** Begin **
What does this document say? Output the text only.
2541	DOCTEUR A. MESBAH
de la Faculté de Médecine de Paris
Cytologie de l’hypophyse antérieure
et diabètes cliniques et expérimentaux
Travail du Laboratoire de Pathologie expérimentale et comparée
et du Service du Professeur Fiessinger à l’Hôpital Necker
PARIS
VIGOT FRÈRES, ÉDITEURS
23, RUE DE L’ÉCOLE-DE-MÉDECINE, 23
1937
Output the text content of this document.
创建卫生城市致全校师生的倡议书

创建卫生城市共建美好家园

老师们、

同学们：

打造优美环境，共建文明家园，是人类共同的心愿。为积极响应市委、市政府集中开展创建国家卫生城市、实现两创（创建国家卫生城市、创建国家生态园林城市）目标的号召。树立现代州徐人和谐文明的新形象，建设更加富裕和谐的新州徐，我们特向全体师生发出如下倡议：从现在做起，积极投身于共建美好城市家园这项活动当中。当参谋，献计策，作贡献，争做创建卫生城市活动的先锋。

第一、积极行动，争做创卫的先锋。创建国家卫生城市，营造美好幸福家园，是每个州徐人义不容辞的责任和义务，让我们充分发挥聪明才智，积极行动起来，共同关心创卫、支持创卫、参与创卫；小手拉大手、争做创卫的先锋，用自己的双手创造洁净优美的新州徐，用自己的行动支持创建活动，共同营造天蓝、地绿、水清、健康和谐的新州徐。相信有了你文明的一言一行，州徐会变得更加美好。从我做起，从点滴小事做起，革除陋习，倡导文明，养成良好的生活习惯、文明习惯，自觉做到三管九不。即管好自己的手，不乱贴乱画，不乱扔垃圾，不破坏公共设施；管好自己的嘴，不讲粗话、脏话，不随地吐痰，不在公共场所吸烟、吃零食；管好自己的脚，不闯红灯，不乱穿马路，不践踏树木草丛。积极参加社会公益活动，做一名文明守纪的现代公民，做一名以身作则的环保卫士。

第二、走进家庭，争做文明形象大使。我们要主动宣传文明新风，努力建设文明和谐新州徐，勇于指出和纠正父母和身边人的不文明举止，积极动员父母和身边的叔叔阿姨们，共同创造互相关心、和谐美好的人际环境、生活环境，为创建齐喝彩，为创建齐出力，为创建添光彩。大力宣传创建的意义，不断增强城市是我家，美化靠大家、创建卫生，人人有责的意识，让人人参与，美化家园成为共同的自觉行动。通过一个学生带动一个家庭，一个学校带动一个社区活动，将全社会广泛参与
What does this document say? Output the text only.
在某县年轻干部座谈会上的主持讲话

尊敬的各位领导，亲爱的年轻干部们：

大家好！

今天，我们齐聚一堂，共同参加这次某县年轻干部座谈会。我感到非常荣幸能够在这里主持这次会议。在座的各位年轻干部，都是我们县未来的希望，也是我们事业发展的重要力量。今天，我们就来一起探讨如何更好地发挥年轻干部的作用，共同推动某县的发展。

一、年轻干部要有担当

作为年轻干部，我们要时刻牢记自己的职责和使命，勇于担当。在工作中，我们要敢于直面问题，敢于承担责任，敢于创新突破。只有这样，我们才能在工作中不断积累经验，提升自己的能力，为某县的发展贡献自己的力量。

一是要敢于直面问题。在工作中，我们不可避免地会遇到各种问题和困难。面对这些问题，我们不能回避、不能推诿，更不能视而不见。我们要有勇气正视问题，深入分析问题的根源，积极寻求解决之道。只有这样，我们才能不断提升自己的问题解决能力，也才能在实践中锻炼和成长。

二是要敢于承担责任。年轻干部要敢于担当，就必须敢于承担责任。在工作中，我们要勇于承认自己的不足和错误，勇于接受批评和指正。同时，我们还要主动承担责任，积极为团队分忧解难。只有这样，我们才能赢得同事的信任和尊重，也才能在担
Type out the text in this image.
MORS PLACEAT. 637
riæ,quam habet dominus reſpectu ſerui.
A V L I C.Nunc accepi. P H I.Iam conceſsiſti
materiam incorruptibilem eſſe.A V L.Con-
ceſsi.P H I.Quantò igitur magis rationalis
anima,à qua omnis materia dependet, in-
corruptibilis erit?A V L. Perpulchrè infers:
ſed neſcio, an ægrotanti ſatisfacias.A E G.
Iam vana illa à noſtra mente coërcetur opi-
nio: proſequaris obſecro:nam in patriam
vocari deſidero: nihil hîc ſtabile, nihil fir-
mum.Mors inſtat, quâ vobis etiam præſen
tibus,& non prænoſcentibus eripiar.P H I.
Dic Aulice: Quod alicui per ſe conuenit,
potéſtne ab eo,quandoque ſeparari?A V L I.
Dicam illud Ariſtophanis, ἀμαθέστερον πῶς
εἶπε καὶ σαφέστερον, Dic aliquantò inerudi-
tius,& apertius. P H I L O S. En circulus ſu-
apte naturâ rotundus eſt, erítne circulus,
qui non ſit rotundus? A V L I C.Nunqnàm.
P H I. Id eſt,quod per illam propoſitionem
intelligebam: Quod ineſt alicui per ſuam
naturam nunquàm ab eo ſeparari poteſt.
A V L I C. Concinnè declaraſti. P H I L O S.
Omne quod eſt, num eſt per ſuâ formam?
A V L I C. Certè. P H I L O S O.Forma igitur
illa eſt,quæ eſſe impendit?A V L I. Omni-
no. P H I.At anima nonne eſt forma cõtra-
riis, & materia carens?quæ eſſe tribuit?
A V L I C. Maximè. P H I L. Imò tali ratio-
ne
** End **
• Brief
Repeat every record exactly as written, please.

• Exercise response
What does this document say? Output the text only.
2541	DOCTEUR A. MESBAH
de la Faculté de Médecine de Paris
Cytologie de l’hypophyse antérieure
et diabètes cliniques et expérimentaux
Travail du Laboratoire de Pathologie expérimentale et comparée
et du Service du Professeur Fiessinger à l’Hôpital Necker
PARIS
VIGOT FRÈRES, ÉDITEURS
23, RUE DE L’ÉCOLE-DE-MÉDECINE, 23
1937
Output the text content of this document.
创建卫生城市致全校师生的倡议书

创建卫生城市共建美好家园

老师们、

同学们：

打造优美环境，共建文明家园，是人类共同的心愿。为积极响应市委、市政府集中开展创建国家卫生城市、实现两创（创建国家卫生城市、创建国家生态园林城市）目标的号召。树立现代州徐人和谐文明的新形象，建设更加富裕和谐的新州徐，我们特向全体师生发出如下倡议：从现在做起，积极投身于共建美好城市家园这项活动当中。当参谋，献计策，作贡献，争做创建卫生城市活动的先锋。

第一、积极行动，争做创卫的先锋。创建国家卫生城市，营造美好幸福家园，是每个州徐人义不容辞的责任和义务，让我们充分发挥聪明才智，积极行动起来，共同关心创卫、支持创卫、参与创卫；小手拉大手、争做创卫的先锋，用自己的双手创造洁净优美的新州徐，用自己的行动支持创建活动，共同营造天蓝、地绿、水清、健康和谐的新州徐。相信有了你文明的一言一行，州徐会变得更加美好。从我做起，从点滴小事做起，革除陋习，倡导文明，养成良好的生活习惯、文明习惯，自觉做到三管九不。即管好自己的手，不乱贴乱画，不乱扔垃圾，不破坏公共设施；管好自己的嘴，不讲粗话、脏话，不随地吐痰，不在公共场所吸烟、吃零食；管好自己的脚，不闯红灯，不乱穿马路，不践踏树木草丛。积极参加社会公益活动，做一名文明守纪的现代公民，做一名以身作则的环保卫士。

第二、走进家庭，争做文明形象大使。我们要主动宣传文明新风，努力建设文明和谐新州徐，勇于指出和纠正父母和身边人的不文明举止，积极动员父母和身边的叔叔阿姨们，共同创造互相关心、和谐美好的人际环境、生活环境，为创建齐喝彩，为创建齐出力，为创建添光彩。大力宣传创建的意义，不断增强城市是我家，美化靠大家、创建卫生，人人有责的意识，让人人参与，美化家园成为共同的自觉行动。通过一个学生带动一个家庭，一个学校带动一个社区活动，将全社会广泛参与
What does this document say? Output the text only.
在某县年轻干部座谈会上的主持讲话

尊敬的各位领导，亲爱的年轻干部们：

大家好！

今天，我们齐聚一堂，共同参加这次某县年轻干部座谈会。我感到非常荣幸能够在这里主持这次会议。在座的各位年轻干部，都是我们县未来的希望，也是我们事业发展的重要力量。今天，我们就来一起探讨如何更好地发挥年轻干部的作用，共同推动某县的发展。

一、年轻干部要有担当

作为年轻干部，我们要时刻牢记自己的职责和使命，勇于担当。在工作中，我们要敢于直面问题，敢于承担责任，敢于创新突破。只有这样，我们才能在工作中不断积累经验，提升自己的能力，为某县的发展贡献自己的力量。

一是要敢于直面问题。在工作中，我们不可避免地会遇到各种问题和困难。面对这些问题，我们不能回避、不能推诿，更不能视而不见。我们要有勇气正视问题，深入分析问题的根源，积极寻求解决之道。只有这样，我们才能不断提升自己的问题解决能力，也才能在实践中锻炼和成长。

二是要敢于承担责任。年轻干部要敢于担当，就必须敢于承担责任。在工作中，我们要勇于承认自己的不足和错误，勇于接受批评和指正。同时，我们还要主动承担责任，积极为团队分忧解难。只有这样，我们才能赢得同事的信任和尊重，也才能在担
Type out the text in this image.
MORS PLACEAT. 637
riæ,quam habet dominus reſpectu ſerui.
A V L I C.Nunc accepi. P H I.Iam conceſsiſti
materiam incorruptibilem eſſe.A V L.Con-
ceſsi.P H I.Quantò igitur magis rationalis
anima,à qua omnis materia dependet, in-
corruptibilis erit?A V L. Perpulchrè infers:
ſed neſcio, an ægrotanti ſatisfacias.A E G.
Iam vana illa à noſtra mente coërcetur opi-
nio: proſequaris obſecro:nam in patriam
vocari deſidero: nihil hîc ſtabile, nihil fir-
mum.Mors inſtat, quâ vobis etiam præſen
tibus,& non prænoſcentibus eripiar.P H I.
Dic Aulice: Quod alicui per ſe conuenit,
potéſtne ab eo,quandoque ſeparari?A V L I.
Dicam illud Ariſtophanis, ἀμαθέστερον πῶς
εἶπε καὶ σαφέστερον, Dic aliquantò inerudi-
tius,& apertius. P H I L O S. En circulus ſu-
apte naturâ rotundus eſt, erítne circulus,
qui non ſit rotundus? A V L I C.Nunqnàm.
P H I. Id eſt,quod per illam propoſitionem
intelligebam: Quod ineſt alicui per ſuam
naturam nunquàm ab eo ſeparari poteſt.
A V L I C. Concinnè declaraſti. P H I L O S.
Omne quod eſt, num eſt per ſuâ formam?
A V L I C. Certè. P H I L O S O.Forma igitur
illa eſt,quæ eſſe impendit?A V L I. Omni-
no. P H I.At anima nonne eſt forma cõtra-
riis, & materia carens?quæ eſſe tribuit?
A V L I C. Maximè. P H I L. Imò tali ratio-
ne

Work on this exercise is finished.